Start of Record list

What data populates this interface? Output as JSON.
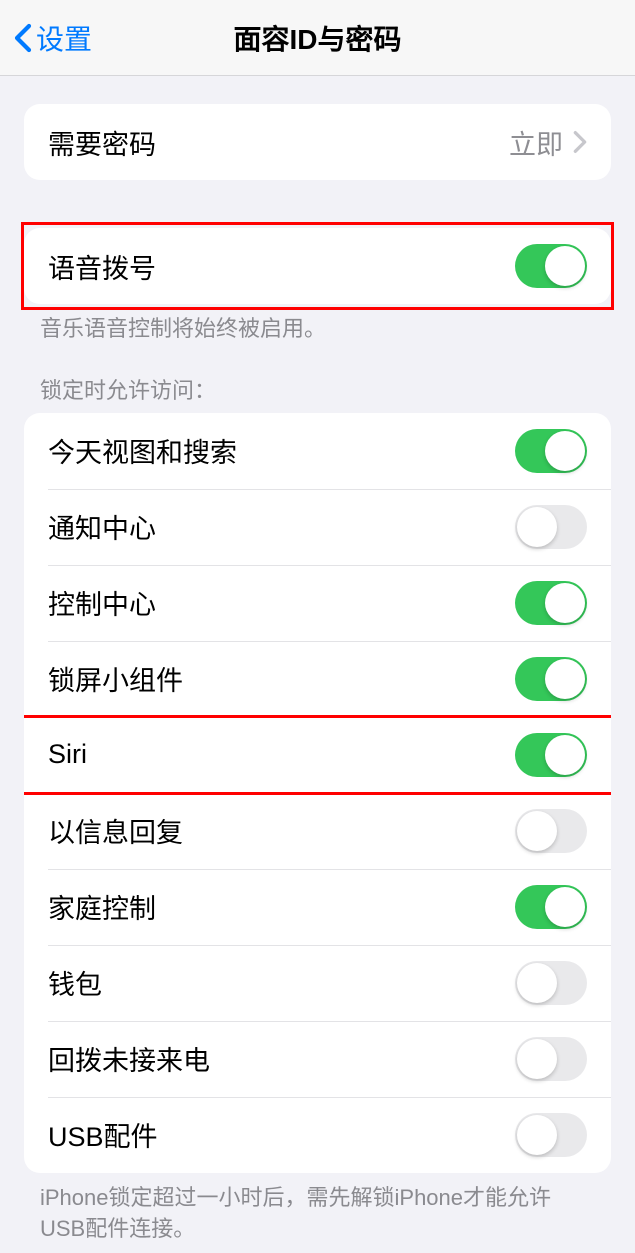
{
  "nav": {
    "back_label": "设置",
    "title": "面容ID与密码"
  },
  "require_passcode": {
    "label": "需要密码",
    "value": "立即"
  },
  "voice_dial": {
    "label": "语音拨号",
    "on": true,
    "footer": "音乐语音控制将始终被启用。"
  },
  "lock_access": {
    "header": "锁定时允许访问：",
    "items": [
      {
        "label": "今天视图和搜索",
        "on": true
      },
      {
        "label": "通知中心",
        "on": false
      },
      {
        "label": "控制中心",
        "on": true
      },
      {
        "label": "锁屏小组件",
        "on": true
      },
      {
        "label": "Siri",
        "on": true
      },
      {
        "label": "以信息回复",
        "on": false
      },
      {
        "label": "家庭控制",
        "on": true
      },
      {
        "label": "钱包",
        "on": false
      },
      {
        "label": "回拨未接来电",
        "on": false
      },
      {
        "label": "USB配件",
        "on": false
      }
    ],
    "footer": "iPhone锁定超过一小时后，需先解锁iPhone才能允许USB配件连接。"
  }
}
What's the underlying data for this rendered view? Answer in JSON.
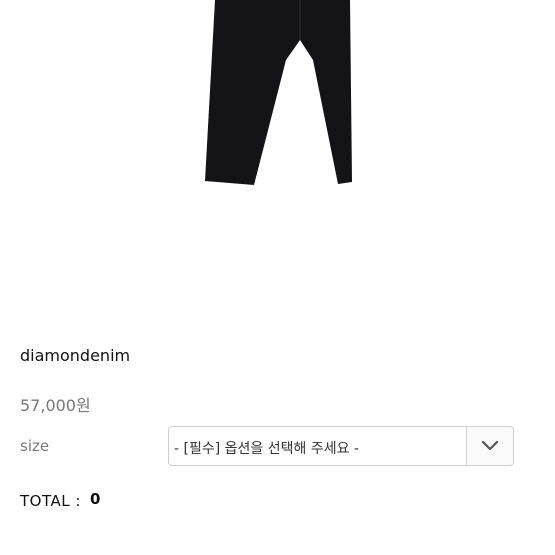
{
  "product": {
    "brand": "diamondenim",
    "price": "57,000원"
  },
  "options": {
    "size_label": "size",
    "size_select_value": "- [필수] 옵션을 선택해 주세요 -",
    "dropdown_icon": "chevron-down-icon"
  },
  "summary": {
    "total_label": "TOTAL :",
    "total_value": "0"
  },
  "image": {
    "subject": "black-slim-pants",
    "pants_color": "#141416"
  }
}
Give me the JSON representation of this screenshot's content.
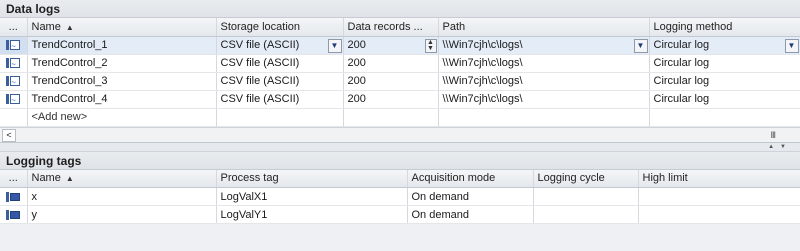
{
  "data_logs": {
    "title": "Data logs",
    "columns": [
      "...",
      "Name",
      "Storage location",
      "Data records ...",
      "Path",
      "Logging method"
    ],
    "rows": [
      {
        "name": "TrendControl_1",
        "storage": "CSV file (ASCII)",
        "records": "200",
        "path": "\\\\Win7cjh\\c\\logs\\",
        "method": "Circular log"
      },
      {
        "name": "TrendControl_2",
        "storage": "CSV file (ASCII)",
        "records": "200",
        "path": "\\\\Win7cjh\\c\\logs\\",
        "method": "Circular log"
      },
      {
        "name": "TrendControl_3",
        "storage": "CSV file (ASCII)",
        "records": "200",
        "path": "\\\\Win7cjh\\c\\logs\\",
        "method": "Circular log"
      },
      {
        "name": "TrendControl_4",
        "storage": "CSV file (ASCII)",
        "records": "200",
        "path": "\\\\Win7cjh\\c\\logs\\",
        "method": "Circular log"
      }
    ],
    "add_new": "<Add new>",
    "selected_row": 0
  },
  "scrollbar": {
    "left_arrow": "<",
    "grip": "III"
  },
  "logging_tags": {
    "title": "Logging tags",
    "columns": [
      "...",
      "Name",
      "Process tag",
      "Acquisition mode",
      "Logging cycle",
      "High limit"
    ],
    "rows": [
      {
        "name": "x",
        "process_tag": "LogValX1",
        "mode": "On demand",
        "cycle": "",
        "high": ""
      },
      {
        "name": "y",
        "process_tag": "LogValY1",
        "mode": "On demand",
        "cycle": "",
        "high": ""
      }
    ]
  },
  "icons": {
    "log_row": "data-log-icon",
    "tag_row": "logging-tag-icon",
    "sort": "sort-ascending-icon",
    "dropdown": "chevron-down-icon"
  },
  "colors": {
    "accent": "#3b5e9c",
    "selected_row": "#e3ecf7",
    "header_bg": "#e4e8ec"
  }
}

End of Record list

Work to complete >> Without the pictures, retype the whole of the material above exactly.

Task response >>
What data populates this interface? Output as JSON.
{
  "nav": {
    "back_label": "设置",
    "title": "面容ID与密码"
  },
  "require_passcode": {
    "label": "需要密码",
    "value": "立即"
  },
  "voice_dial": {
    "label": "语音拨号",
    "on": true,
    "footer": "音乐语音控制将始终被启用。"
  },
  "lock_access": {
    "header": "锁定时允许访问：",
    "items": [
      {
        "label": "今天视图和搜索",
        "on": true
      },
      {
        "label": "通知中心",
        "on": false
      },
      {
        "label": "控制中心",
        "on": true
      },
      {
        "label": "锁屏小组件",
        "on": true
      },
      {
        "label": "Siri",
        "on": true
      },
      {
        "label": "以信息回复",
        "on": false
      },
      {
        "label": "家庭控制",
        "on": true
      },
      {
        "label": "钱包",
        "on": false
      },
      {
        "label": "回拨未接来电",
        "on": false
      },
      {
        "label": "USB配件",
        "on": false
      }
    ],
    "footer": "iPhone锁定超过一小时后，需先解锁iPhone才能允许USB配件连接。"
  }
}
What's the underlying data for this rendered view? Answer in JSON.
{
  "product": {
    "brand": "diamondenim",
    "price": "57,000원"
  },
  "options": {
    "size_label": "size",
    "size_select_value": "- [필수] 옵션을 선택해 주세요 -",
    "dropdown_icon": "chevron-down-icon"
  },
  "summary": {
    "total_label": "TOTAL :",
    "total_value": "0"
  },
  "image": {
    "subject": "black-slim-pants",
    "pants_color": "#141416"
  }
}
Give me the JSON representation of this screenshot's content.
{
  "data_logs": {
    "title": "Data logs",
    "columns": [
      "...",
      "Name",
      "Storage location",
      "Data records ...",
      "Path",
      "Logging method"
    ],
    "rows": [
      {
        "name": "TrendControl_1",
        "storage": "CSV file (ASCII)",
        "records": "200",
        "path": "\\\\Win7cjh\\c\\logs\\",
        "method": "Circular log"
      },
      {
        "name": "TrendControl_2",
        "storage": "CSV file (ASCII)",
        "records": "200",
        "path": "\\\\Win7cjh\\c\\logs\\",
        "method": "Circular log"
      },
      {
        "name": "TrendControl_3",
        "storage": "CSV file (ASCII)",
        "records": "200",
        "path": "\\\\Win7cjh\\c\\logs\\",
        "method": "Circular log"
      },
      {
        "name": "TrendControl_4",
        "storage": "CSV file (ASCII)",
        "records": "200",
        "path": "\\\\Win7cjh\\c\\logs\\",
        "method": "Circular log"
      }
    ],
    "add_new": "<Add new>",
    "selected_row": 0
  },
  "scrollbar": {
    "left_arrow": "<",
    "grip": "III"
  },
  "logging_tags": {
    "title": "Logging tags",
    "columns": [
      "...",
      "Name",
      "Process tag",
      "Acquisition mode",
      "Logging cycle",
      "High limit"
    ],
    "rows": [
      {
        "name": "x",
        "process_tag": "LogValX1",
        "mode": "On demand",
        "cycle": "",
        "high": ""
      },
      {
        "name": "y",
        "process_tag": "LogValY1",
        "mode": "On demand",
        "cycle": "",
        "high": ""
      }
    ]
  },
  "icons": {
    "log_row": "data-log-icon",
    "tag_row": "logging-tag-icon",
    "sort": "sort-ascending-icon",
    "dropdown": "chevron-down-icon"
  },
  "colors": {
    "accent": "#3b5e9c",
    "selected_row": "#e3ecf7",
    "header_bg": "#e4e8ec"
  }
}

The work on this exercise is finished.